-- Start --

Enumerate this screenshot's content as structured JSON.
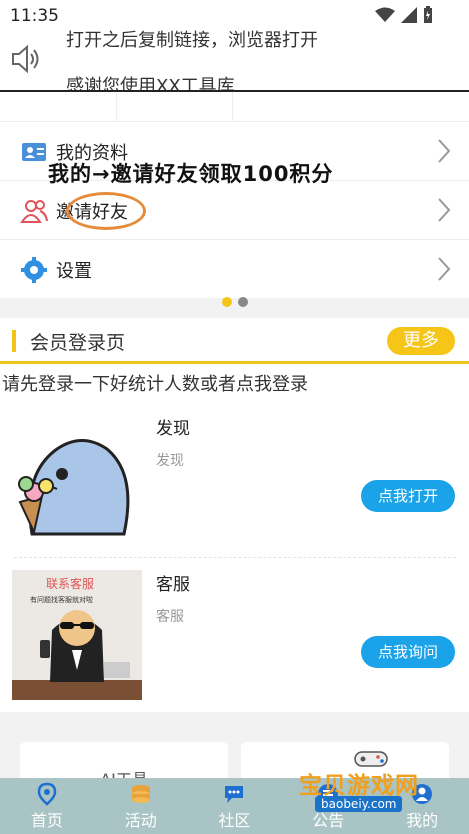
{
  "status_bar": {
    "time": "11:35"
  },
  "notice": {
    "line1": "打开之后复制链接，浏览器打开",
    "line2": "感谢您使用XX工具库"
  },
  "menu": {
    "items": [
      {
        "label": "我的资料",
        "icon": "profile-card-icon"
      },
      {
        "label": "邀请好友",
        "icon": "invite-friends-icon"
      },
      {
        "label": "设置",
        "icon": "settings-gear-icon"
      }
    ]
  },
  "annotation": {
    "text": "我的→邀请好友领取100积分"
  },
  "carousel": {
    "active_index": 0,
    "count": 2
  },
  "member": {
    "title": "会员登录页",
    "more_label": "更多",
    "login_hint": "请先登录一下好统计人数或者点我登录"
  },
  "cards": [
    {
      "title": "发现",
      "subtitle": "发现",
      "button": "点我打开"
    },
    {
      "title": "客服",
      "subtitle": "客服",
      "button": "点我询问",
      "image_caption": "联系客服",
      "image_subcaption": "有问题找客服就对啦"
    }
  ],
  "tools": [
    {
      "label": "AI工具"
    },
    {
      "label": ""
    }
  ],
  "bottom_nav": [
    {
      "label": "首页",
      "icon": "home-pin-icon"
    },
    {
      "label": "活动",
      "icon": "coins-icon"
    },
    {
      "label": "社区",
      "icon": "chat-bubble-icon"
    },
    {
      "label": "公告",
      "icon": "announcement-icon"
    },
    {
      "label": "我的",
      "icon": "user-icon"
    }
  ],
  "watermark": {
    "main": "宝贝游戏网",
    "sub": "baobeiy.com"
  },
  "colors": {
    "accent": "#f5c518",
    "button_blue": "#1aa3e8",
    "nav_bg": "#a9c4c4",
    "circle": "#e58b3a"
  }
}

-- End --

**WHAT YOU SHOULD DO**
Only a number is wanted: how many lines of the material above hold "icon"?

**TASK ANSWER**
8